WORK TO COMPLETE - The records are to be repeated in full, with the images removed.
(RECORDED DATA)
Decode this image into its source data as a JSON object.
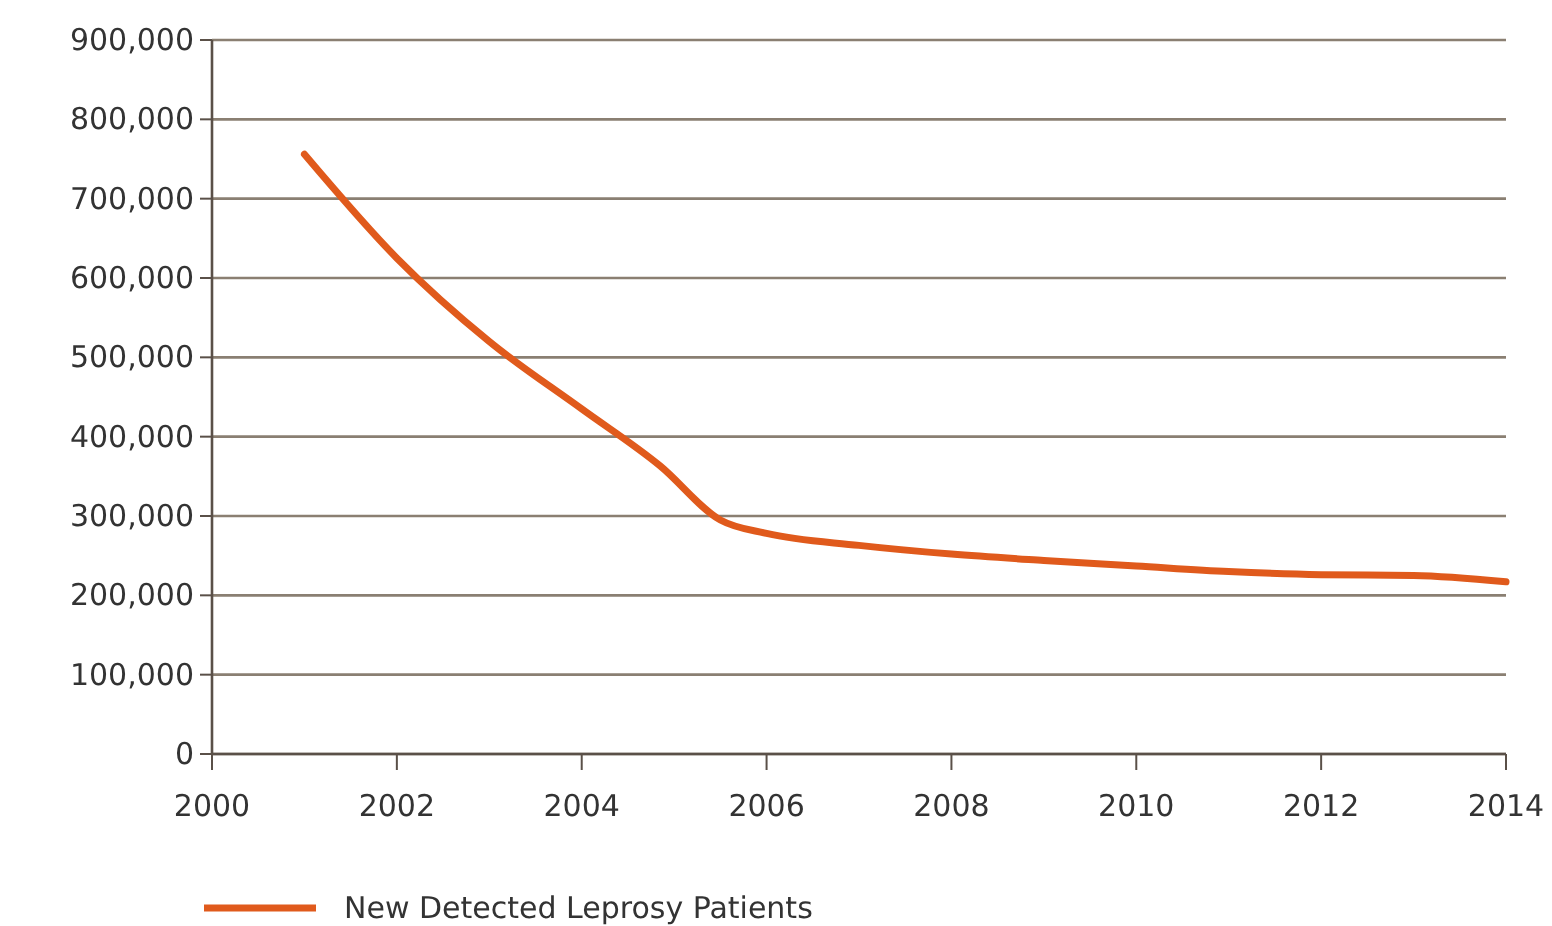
{
  "chart_data": {
    "type": "line",
    "x": [
      2001,
      2002,
      2003,
      2004,
      2004.85,
      2005.5,
      2006,
      2007,
      2008,
      2009,
      2010,
      2011,
      2012,
      2013,
      2014
    ],
    "series": [
      {
        "name": "New Detected Leprosy Patients",
        "color": "#e05a1c",
        "values": [
          756000,
          625000,
          520000,
          435000,
          363000,
          295000,
          278000,
          263000,
          252000,
          244000,
          237000,
          230000,
          226000,
          225000,
          217000
        ]
      }
    ],
    "xlim": [
      2000,
      2014
    ],
    "xticks": [
      2000,
      2002,
      2004,
      2006,
      2008,
      2010,
      2012,
      2014
    ],
    "ylim": [
      0,
      900000
    ],
    "yticks": [
      {
        "value": 0,
        "label": "0"
      },
      {
        "value": 100000,
        "label": "100,000"
      },
      {
        "value": 200000,
        "label": "200,000"
      },
      {
        "value": 300000,
        "label": "300,000"
      },
      {
        "value": 400000,
        "label": "400,000"
      },
      {
        "value": 500000,
        "label": "500,000"
      },
      {
        "value": 600000,
        "label": "600,000"
      },
      {
        "value": 700000,
        "label": "700,000"
      },
      {
        "value": 800000,
        "label": "800,000"
      },
      {
        "value": 900000,
        "label": "900,000"
      }
    ],
    "grid": "y",
    "legend": "bottom",
    "marker": "none",
    "line_style": "solid"
  }
}
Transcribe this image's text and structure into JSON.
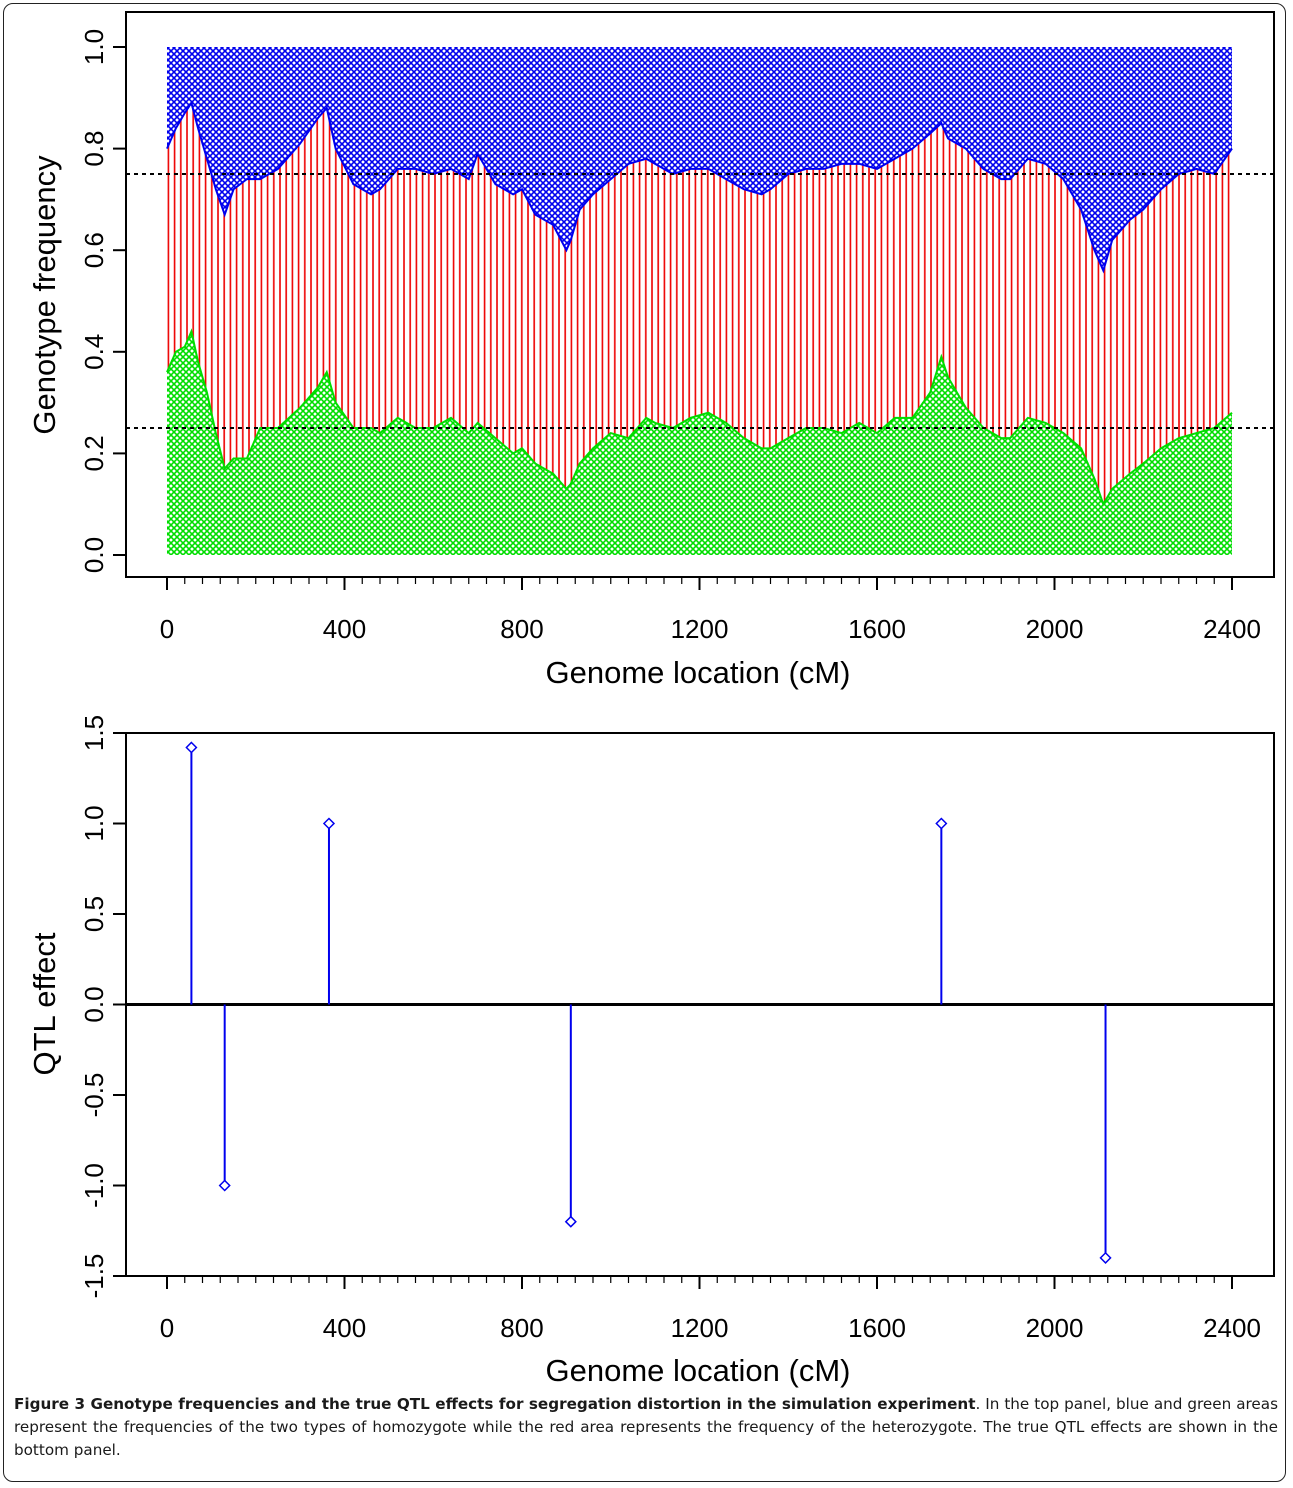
{
  "colors": {
    "blue": "#0000ee",
    "red": "#ee0000",
    "green": "#00dd00",
    "stem": "#0000ee",
    "axis": "#000000"
  },
  "chart_data": [
    {
      "type": "area",
      "name": "genotype-frequency",
      "xlabel": "Genome location (cM)",
      "ylabel": "Genotype frequency",
      "xlim": [
        0,
        2400
      ],
      "ylim": [
        0,
        1
      ],
      "xticks": [
        0,
        400,
        800,
        1200,
        1600,
        2000,
        2400
      ],
      "yticks": [
        "0.0",
        "0.2",
        "0.4",
        "0.6",
        "0.8",
        "1.0"
      ],
      "hlines": [
        0.25,
        0.75
      ],
      "x": [
        0,
        20,
        40,
        55,
        70,
        90,
        110,
        130,
        150,
        180,
        210,
        250,
        300,
        340,
        360,
        380,
        420,
        460,
        480,
        520,
        560,
        600,
        640,
        680,
        700,
        740,
        780,
        800,
        830,
        870,
        900,
        910,
        930,
        960,
        1000,
        1040,
        1080,
        1100,
        1140,
        1180,
        1220,
        1260,
        1300,
        1340,
        1360,
        1400,
        1440,
        1480,
        1520,
        1560,
        1600,
        1640,
        1680,
        1720,
        1745,
        1760,
        1800,
        1840,
        1880,
        1900,
        1940,
        1980,
        2020,
        2060,
        2090,
        2110,
        2130,
        2170,
        2200,
        2240,
        2280,
        2320,
        2360,
        2400
      ],
      "lower": [
        0.36,
        0.4,
        0.41,
        0.44,
        0.38,
        0.32,
        0.24,
        0.17,
        0.19,
        0.19,
        0.25,
        0.25,
        0.29,
        0.33,
        0.36,
        0.3,
        0.25,
        0.25,
        0.24,
        0.27,
        0.25,
        0.25,
        0.27,
        0.24,
        0.26,
        0.23,
        0.2,
        0.21,
        0.18,
        0.16,
        0.13,
        0.14,
        0.18,
        0.21,
        0.24,
        0.23,
        0.27,
        0.26,
        0.25,
        0.27,
        0.28,
        0.26,
        0.23,
        0.21,
        0.21,
        0.23,
        0.25,
        0.25,
        0.24,
        0.26,
        0.24,
        0.27,
        0.27,
        0.32,
        0.39,
        0.35,
        0.29,
        0.25,
        0.23,
        0.23,
        0.27,
        0.26,
        0.24,
        0.21,
        0.15,
        0.1,
        0.13,
        0.16,
        0.18,
        0.21,
        0.23,
        0.24,
        0.25,
        0.28
      ],
      "upper": [
        0.8,
        0.84,
        0.87,
        0.89,
        0.84,
        0.78,
        0.72,
        0.67,
        0.72,
        0.74,
        0.74,
        0.76,
        0.81,
        0.86,
        0.88,
        0.8,
        0.73,
        0.71,
        0.72,
        0.76,
        0.76,
        0.75,
        0.76,
        0.74,
        0.79,
        0.73,
        0.71,
        0.72,
        0.67,
        0.65,
        0.6,
        0.62,
        0.68,
        0.71,
        0.74,
        0.77,
        0.78,
        0.77,
        0.75,
        0.76,
        0.76,
        0.74,
        0.72,
        0.71,
        0.72,
        0.75,
        0.76,
        0.76,
        0.77,
        0.77,
        0.76,
        0.78,
        0.8,
        0.83,
        0.85,
        0.82,
        0.8,
        0.76,
        0.74,
        0.74,
        0.78,
        0.77,
        0.74,
        0.68,
        0.6,
        0.56,
        0.62,
        0.66,
        0.68,
        0.72,
        0.75,
        0.76,
        0.75,
        0.8
      ]
    },
    {
      "type": "stem",
      "name": "qtl-effect",
      "xlabel": "Genome location (cM)",
      "ylabel": "QTL effect",
      "xlim": [
        0,
        2400
      ],
      "ylim": [
        -1.5,
        1.5
      ],
      "xticks": [
        0,
        400,
        800,
        1200,
        1600,
        2000,
        2400
      ],
      "yticks": [
        "-1.5",
        "-1.0",
        "-0.5",
        "0.0",
        "0.5",
        "1.0",
        "1.5"
      ],
      "x": [
        55,
        130,
        365,
        910,
        1745,
        2115
      ],
      "values": [
        1.42,
        -1.0,
        1.0,
        -1.2,
        1.0,
        -1.4
      ]
    }
  ],
  "caption": {
    "bold": "Figure 3 Genotype frequencies and the true QTL effects for segregation distortion in the simulation experiment",
    "rest": ". In the top panel, blue and green areas represent the frequencies of the two types of homozygote while the red area represents the frequency of the heterozygote. The true QTL effects are shown in the bottom panel."
  }
}
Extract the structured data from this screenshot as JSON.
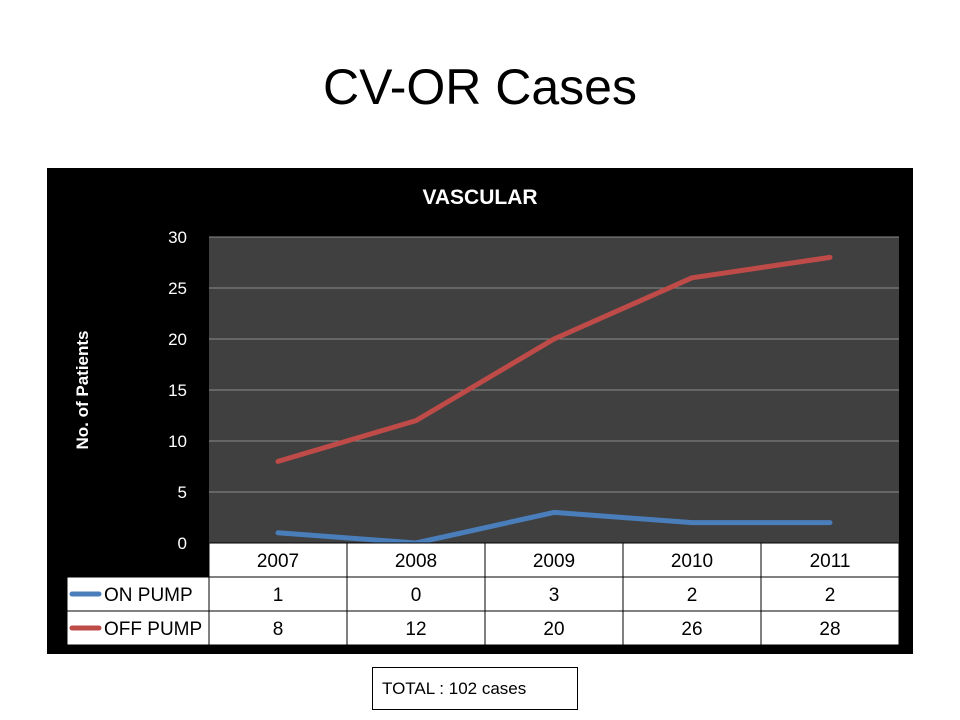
{
  "slide": {
    "title": "CV-OR Cases",
    "total_label": "TOTAL : 102 cases"
  },
  "colors": {
    "background": "#000000",
    "plot_area": "#404040",
    "gridline": "#8c8c8c",
    "text": "#ffffff",
    "on_pump": "#4a7ebb",
    "off_pump": "#be4b48"
  },
  "chart_data": {
    "type": "line",
    "title": "VASCULAR",
    "xlabel": "",
    "ylabel": "No. of Patients",
    "categories": [
      "2007",
      "2008",
      "2009",
      "2010",
      "2011"
    ],
    "ylim": [
      0,
      30
    ],
    "yticks": [
      0,
      5,
      10,
      15,
      20,
      25,
      30
    ],
    "grid": true,
    "legend": "data-table-left",
    "data_table": true,
    "series": [
      {
        "name": "ON PUMP",
        "color": "#4a7ebb",
        "values": [
          1,
          0,
          3,
          2,
          2
        ]
      },
      {
        "name": "OFF PUMP",
        "color": "#be4b48",
        "values": [
          8,
          12,
          20,
          26,
          28
        ]
      }
    ]
  }
}
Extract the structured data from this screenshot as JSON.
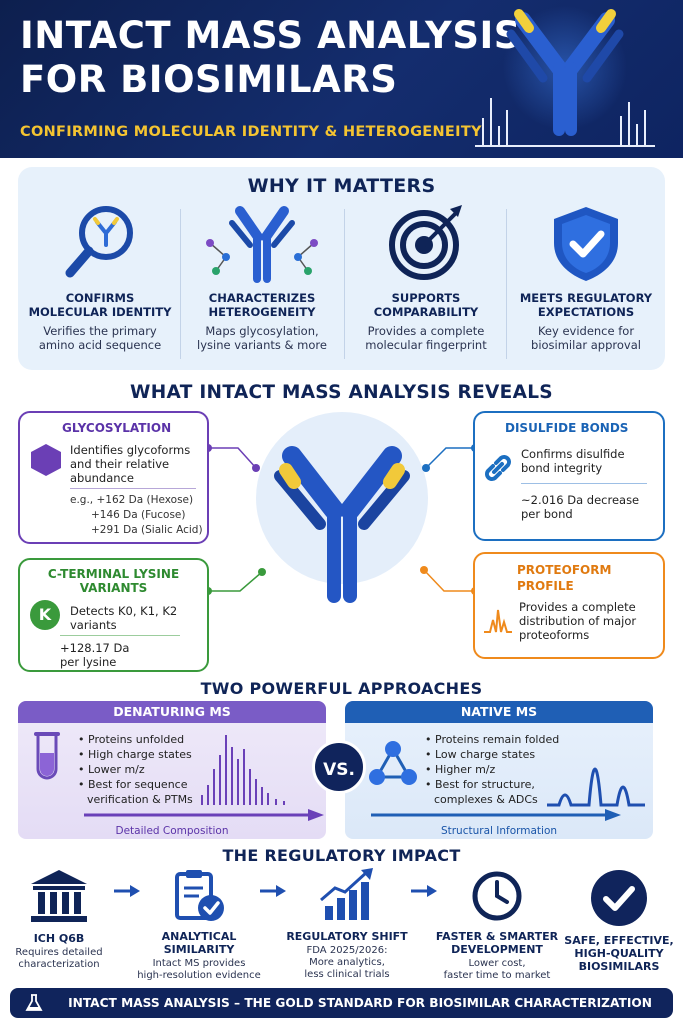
(End RECORDED DATA)
EXPECTED ANSWER -
Decode this image into its source data as a JSON object.
{
  "chart_data": {
    "type": "line",
    "x": [
      2001,
      2002,
      2003,
      2004,
      2004.85,
      2005.5,
      2006,
      2007,
      2008,
      2009,
      2010,
      2011,
      2012,
      2013,
      2014
    ],
    "series": [
      {
        "name": "New Detected Leprosy Patients",
        "color": "#e05a1c",
        "values": [
          756000,
          625000,
          520000,
          435000,
          363000,
          295000,
          278000,
          263000,
          252000,
          244000,
          237000,
          230000,
          226000,
          225000,
          217000
        ]
      }
    ],
    "xlim": [
      2000,
      2014
    ],
    "xticks": [
      2000,
      2002,
      2004,
      2006,
      2008,
      2010,
      2012,
      2014
    ],
    "ylim": [
      0,
      900000
    ],
    "yticks": [
      {
        "value": 0,
        "label": "0"
      },
      {
        "value": 100000,
        "label": "100,000"
      },
      {
        "value": 200000,
        "label": "200,000"
      },
      {
        "value": 300000,
        "label": "300,000"
      },
      {
        "value": 400000,
        "label": "400,000"
      },
      {
        "value": 500000,
        "label": "500,000"
      },
      {
        "value": 600000,
        "label": "600,000"
      },
      {
        "value": 700000,
        "label": "700,000"
      },
      {
        "value": 800000,
        "label": "800,000"
      },
      {
        "value": 900000,
        "label": "900,000"
      }
    ],
    "grid": "y",
    "legend": "bottom",
    "marker": "none",
    "line_style": "solid"
  }
}
Transcribe this image's text and structure into JSON.
{
  "colors": {
    "blue": "#0000ee",
    "red": "#ee0000",
    "green": "#00dd00",
    "stem": "#0000ee",
    "axis": "#000000"
  },
  "chart_data": [
    {
      "type": "area",
      "name": "genotype-frequency",
      "xlabel": "Genome location (cM)",
      "ylabel": "Genotype frequency",
      "xlim": [
        0,
        2400
      ],
      "ylim": [
        0,
        1
      ],
      "xticks": [
        0,
        400,
        800,
        1200,
        1600,
        2000,
        2400
      ],
      "yticks": [
        "0.0",
        "0.2",
        "0.4",
        "0.6",
        "0.8",
        "1.0"
      ],
      "hlines": [
        0.25,
        0.75
      ],
      "x": [
        0,
        20,
        40,
        55,
        70,
        90,
        110,
        130,
        150,
        180,
        210,
        250,
        300,
        340,
        360,
        380,
        420,
        460,
        480,
        520,
        560,
        600,
        640,
        680,
        700,
        740,
        780,
        800,
        830,
        870,
        900,
        910,
        930,
        960,
        1000,
        1040,
        1080,
        1100,
        1140,
        1180,
        1220,
        1260,
        1300,
        1340,
        1360,
        1400,
        1440,
        1480,
        1520,
        1560,
        1600,
        1640,
        1680,
        1720,
        1745,
        1760,
        1800,
        1840,
        1880,
        1900,
        1940,
        1980,
        2020,
        2060,
        2090,
        2110,
        2130,
        2170,
        2200,
        2240,
        2280,
        2320,
        2360,
        2400
      ],
      "lower": [
        0.36,
        0.4,
        0.41,
        0.44,
        0.38,
        0.32,
        0.24,
        0.17,
        0.19,
        0.19,
        0.25,
        0.25,
        0.29,
        0.33,
        0.36,
        0.3,
        0.25,
        0.25,
        0.24,
        0.27,
        0.25,
        0.25,
        0.27,
        0.24,
        0.26,
        0.23,
        0.2,
        0.21,
        0.18,
        0.16,
        0.13,
        0.14,
        0.18,
        0.21,
        0.24,
        0.23,
        0.27,
        0.26,
        0.25,
        0.27,
        0.28,
        0.26,
        0.23,
        0.21,
        0.21,
        0.23,
        0.25,
        0.25,
        0.24,
        0.26,
        0.24,
        0.27,
        0.27,
        0.32,
        0.39,
        0.35,
        0.29,
        0.25,
        0.23,
        0.23,
        0.27,
        0.26,
        0.24,
        0.21,
        0.15,
        0.1,
        0.13,
        0.16,
        0.18,
        0.21,
        0.23,
        0.24,
        0.25,
        0.28
      ],
      "upper": [
        0.8,
        0.84,
        0.87,
        0.89,
        0.84,
        0.78,
        0.72,
        0.67,
        0.72,
        0.74,
        0.74,
        0.76,
        0.81,
        0.86,
        0.88,
        0.8,
        0.73,
        0.71,
        0.72,
        0.76,
        0.76,
        0.75,
        0.76,
        0.74,
        0.79,
        0.73,
        0.71,
        0.72,
        0.67,
        0.65,
        0.6,
        0.62,
        0.68,
        0.71,
        0.74,
        0.77,
        0.78,
        0.77,
        0.75,
        0.76,
        0.76,
        0.74,
        0.72,
        0.71,
        0.72,
        0.75,
        0.76,
        0.76,
        0.77,
        0.77,
        0.76,
        0.78,
        0.8,
        0.83,
        0.85,
        0.82,
        0.8,
        0.76,
        0.74,
        0.74,
        0.78,
        0.77,
        0.74,
        0.68,
        0.6,
        0.56,
        0.62,
        0.66,
        0.68,
        0.72,
        0.75,
        0.76,
        0.75,
        0.8
      ]
    },
    {
      "type": "stem",
      "name": "qtl-effect",
      "xlabel": "Genome location (cM)",
      "ylabel": "QTL effect",
      "xlim": [
        0,
        2400
      ],
      "ylim": [
        -1.5,
        1.5
      ],
      "xticks": [
        0,
        400,
        800,
        1200,
        1600,
        2000,
        2400
      ],
      "yticks": [
        "-1.5",
        "-1.0",
        "-0.5",
        "0.0",
        "0.5",
        "1.0",
        "1.5"
      ],
      "x": [
        55,
        130,
        365,
        910,
        1745,
        2115
      ],
      "values": [
        1.42,
        -1.0,
        1.0,
        -1.2,
        1.0,
        -1.4
      ]
    }
  ],
  "caption": {
    "bold": "Figure 3 Genotype frequencies and the true QTL effects for segregation distortion in the simulation experiment",
    "rest": ". In the top panel, blue and green areas represent the frequencies of the two types of homozygote while the red area represents the frequency of the heterozygote. The true QTL effects are shown in the bottom panel."
  }
}
Extract the structured data from this screenshot as JSON.
{
  "slide": {
    "title": "CV-OR Cases",
    "total_label": "TOTAL : 102 cases"
  },
  "colors": {
    "background": "#000000",
    "plot_area": "#404040",
    "gridline": "#8c8c8c",
    "text": "#ffffff",
    "on_pump": "#4a7ebb",
    "off_pump": "#be4b48"
  },
  "chart_data": {
    "type": "line",
    "title": "VASCULAR",
    "xlabel": "",
    "ylabel": "No. of Patients",
    "categories": [
      "2007",
      "2008",
      "2009",
      "2010",
      "2011"
    ],
    "ylim": [
      0,
      30
    ],
    "yticks": [
      0,
      5,
      10,
      15,
      20,
      25,
      30
    ],
    "grid": true,
    "legend": "data-table-left",
    "data_table": true,
    "series": [
      {
        "name": "ON PUMP",
        "color": "#4a7ebb",
        "values": [
          1,
          0,
          3,
          2,
          2
        ]
      },
      {
        "name": "OFF PUMP",
        "color": "#be4b48",
        "values": [
          8,
          12,
          20,
          26,
          28
        ]
      }
    ]
  }
}
Extract the structured data from this screenshot as JSON.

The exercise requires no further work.